● **Task description**
Your task is to write out the complete listing exactly as it is shown.

● **Stored data**
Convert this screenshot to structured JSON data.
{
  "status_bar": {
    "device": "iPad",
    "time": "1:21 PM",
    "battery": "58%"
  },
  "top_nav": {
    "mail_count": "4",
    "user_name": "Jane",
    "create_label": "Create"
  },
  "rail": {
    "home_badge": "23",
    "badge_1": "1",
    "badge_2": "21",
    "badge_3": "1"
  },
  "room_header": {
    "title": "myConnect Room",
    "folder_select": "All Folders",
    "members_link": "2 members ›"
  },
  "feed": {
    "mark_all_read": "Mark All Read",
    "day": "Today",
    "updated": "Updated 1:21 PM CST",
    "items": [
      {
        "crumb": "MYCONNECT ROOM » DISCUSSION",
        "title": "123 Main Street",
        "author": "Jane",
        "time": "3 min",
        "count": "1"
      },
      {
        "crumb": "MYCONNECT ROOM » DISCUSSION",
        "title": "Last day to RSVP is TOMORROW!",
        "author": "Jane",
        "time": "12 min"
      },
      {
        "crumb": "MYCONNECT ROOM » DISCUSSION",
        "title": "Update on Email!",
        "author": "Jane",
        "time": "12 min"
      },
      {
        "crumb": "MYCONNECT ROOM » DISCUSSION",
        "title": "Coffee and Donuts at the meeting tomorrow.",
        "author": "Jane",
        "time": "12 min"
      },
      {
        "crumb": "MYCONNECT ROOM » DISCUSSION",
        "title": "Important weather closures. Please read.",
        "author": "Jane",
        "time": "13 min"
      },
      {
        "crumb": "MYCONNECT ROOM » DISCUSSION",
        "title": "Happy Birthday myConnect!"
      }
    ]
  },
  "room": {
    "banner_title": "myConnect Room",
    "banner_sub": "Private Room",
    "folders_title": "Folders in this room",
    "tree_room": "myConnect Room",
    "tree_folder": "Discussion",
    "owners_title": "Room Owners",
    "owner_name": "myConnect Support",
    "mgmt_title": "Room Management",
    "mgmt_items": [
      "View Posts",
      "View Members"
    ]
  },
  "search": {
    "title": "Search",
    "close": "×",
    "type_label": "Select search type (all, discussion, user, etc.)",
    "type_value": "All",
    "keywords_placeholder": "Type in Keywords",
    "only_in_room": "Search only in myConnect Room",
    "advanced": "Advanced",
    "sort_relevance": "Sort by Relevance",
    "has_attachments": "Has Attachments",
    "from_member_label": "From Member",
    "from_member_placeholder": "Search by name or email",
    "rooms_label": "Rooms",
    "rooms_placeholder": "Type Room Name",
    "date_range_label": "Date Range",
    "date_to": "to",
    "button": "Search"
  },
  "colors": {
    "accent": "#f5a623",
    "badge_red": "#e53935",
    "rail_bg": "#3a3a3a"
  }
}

● **Answer for this exercise**
Convert this screenshot to structured JSON data.
{
  "status_bar": {
    "device": "iPad",
    "time": "1:21 PM",
    "battery": "58%"
  },
  "top_nav": {
    "mail_count": "4",
    "user_name": "Jane",
    "create_label": "Create"
  },
  "rail": {
    "home_badge": "23",
    "badge_1": "1",
    "badge_2": "21",
    "badge_3": "1"
  },
  "room_header": {
    "title": "myConnect Room",
    "folder_select": "All Folders",
    "members_link": "2 members ›"
  },
  "feed": {
    "mark_all_read": "Mark All Read",
    "day": "Today",
    "updated": "Updated 1:21 PM CST",
    "items": [
      {
        "crumb": "MYCONNECT ROOM » DISCUSSION",
        "title": "123 Main Street",
        "author": "Jane",
        "time": "3 min",
        "count": "1"
      },
      {
        "crumb": "MYCONNECT ROOM » DISCUSSION",
        "title": "Last day to RSVP is TOMORROW!",
        "author": "Jane",
        "time": "12 min"
      },
      {
        "crumb": "MYCONNECT ROOM » DISCUSSION",
        "title": "Update on Email!",
        "author": "Jane",
        "time": "12 min"
      },
      {
        "crumb": "MYCONNECT ROOM » DISCUSSION",
        "title": "Coffee and Donuts at the meeting tomorrow.",
        "author": "Jane",
        "time": "12 min"
      },
      {
        "crumb": "MYCONNECT ROOM » DISCUSSION",
        "title": "Important weather closures. Please read.",
        "author": "Jane",
        "time": "13 min"
      },
      {
        "crumb": "MYCONNECT ROOM » DISCUSSION",
        "title": "Happy Birthday myConnect!"
      }
    ]
  },
  "room": {
    "banner_title": "myConnect Room",
    "banner_sub": "Private Room",
    "folders_title": "Folders in this room",
    "tree_room": "myConnect Room",
    "tree_folder": "Discussion",
    "owners_title": "Room Owners",
    "owner_name": "myConnect Support",
    "mgmt_title": "Room Management",
    "mgmt_items": [
      "View Posts",
      "View Members"
    ]
  },
  "search": {
    "title": "Search",
    "close": "×",
    "type_label": "Select search type (all, discussion, user, etc.)",
    "type_value": "All",
    "keywords_placeholder": "Type in Keywords",
    "only_in_room": "Search only in myConnect Room",
    "advanced": "Advanced",
    "sort_relevance": "Sort by Relevance",
    "has_attachments": "Has Attachments",
    "from_member_label": "From Member",
    "from_member_placeholder": "Search by name or email",
    "rooms_label": "Rooms",
    "rooms_placeholder": "Type Room Name",
    "date_range_label": "Date Range",
    "date_to": "to",
    "button": "Search"
  },
  "colors": {
    "accent": "#f5a623",
    "badge_red": "#e53935",
    "rail_bg": "#3a3a3a"
  }
}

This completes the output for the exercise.